→ THE TASK
State how many lines of the records contain the string "this". Give the number alone.

— START GIVEN RECORDS —

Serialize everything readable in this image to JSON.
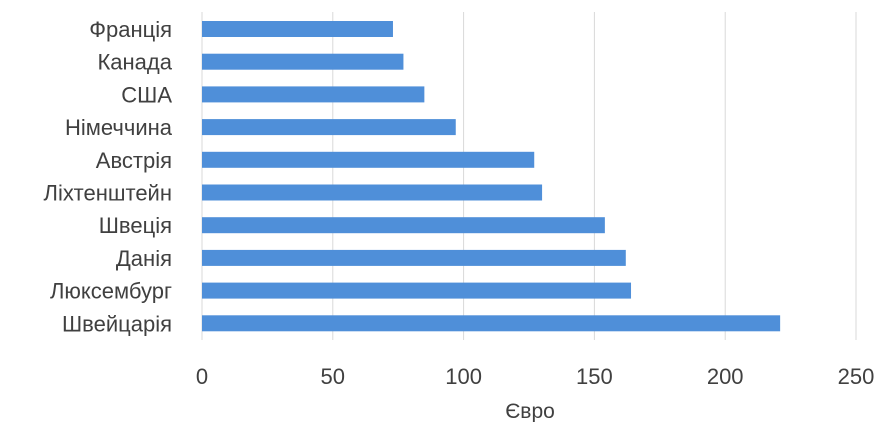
{
  "chart_data": {
    "type": "bar",
    "orientation": "horizontal",
    "categories": [
      "Франція",
      "Канада",
      "США",
      "Німеччина",
      "Австрія",
      "Ліхтенштейн",
      "Швеція",
      "Данія",
      "Люксембург",
      "Швейцарія"
    ],
    "series": [
      {
        "values": [
          73,
          77,
          85,
          97,
          127,
          130,
          154,
          162,
          164,
          221
        ]
      }
    ],
    "title": "",
    "xlabel": "Євро",
    "ylabel": "",
    "xlim": [
      0,
      250
    ],
    "xticks": [
      "0",
      "50",
      "100",
      "150",
      "200",
      "250"
    ],
    "grid": "vertical",
    "legend": "none",
    "bar_color": "#4f8fd9"
  }
}
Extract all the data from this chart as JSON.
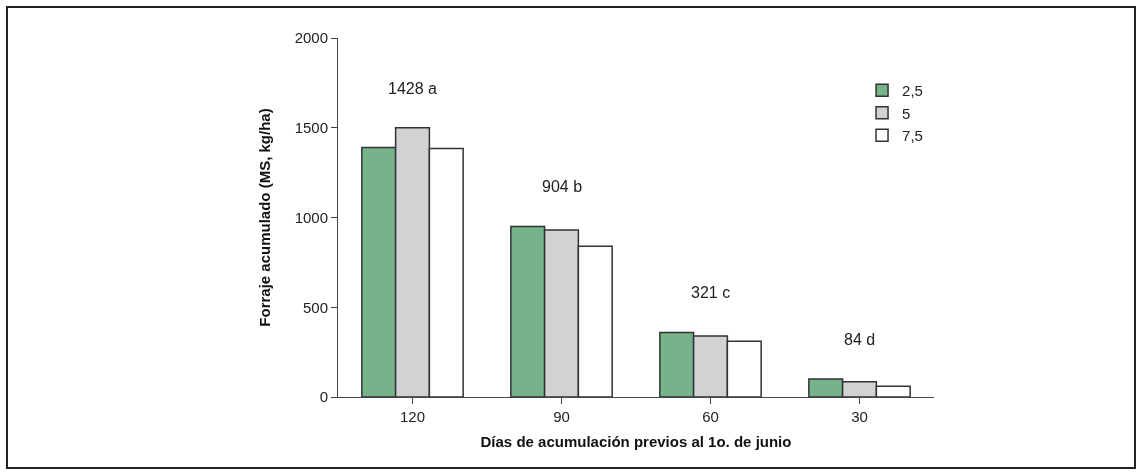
{
  "chart_data": {
    "type": "bar",
    "xlabel": "Días de acumulación previos al 1o. de junio",
    "ylabel": "Forraje acumulado (MS, kg/ha)",
    "categories": [
      "120",
      "90",
      "60",
      "30"
    ],
    "series": [
      {
        "name": "2,5",
        "color": "#76b38a",
        "values": [
          1390,
          950,
          360,
          100
        ]
      },
      {
        "name": "5",
        "color": "#d1d2d4",
        "values": [
          1500,
          930,
          340,
          85
        ]
      },
      {
        "name": "7,5",
        "color": "#ffffff",
        "values": [
          1385,
          840,
          310,
          60
        ]
      }
    ],
    "ylim": [
      0,
      2000
    ],
    "yticks": [
      0,
      500,
      1000,
      1500,
      2000
    ],
    "grid": false,
    "legend": "top right",
    "annotations": [
      "1428 a",
      "904 b",
      "321 c",
      "84 d"
    ]
  }
}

— END GIVEN RECORDS —

→ WRITTEN SOLUTION
2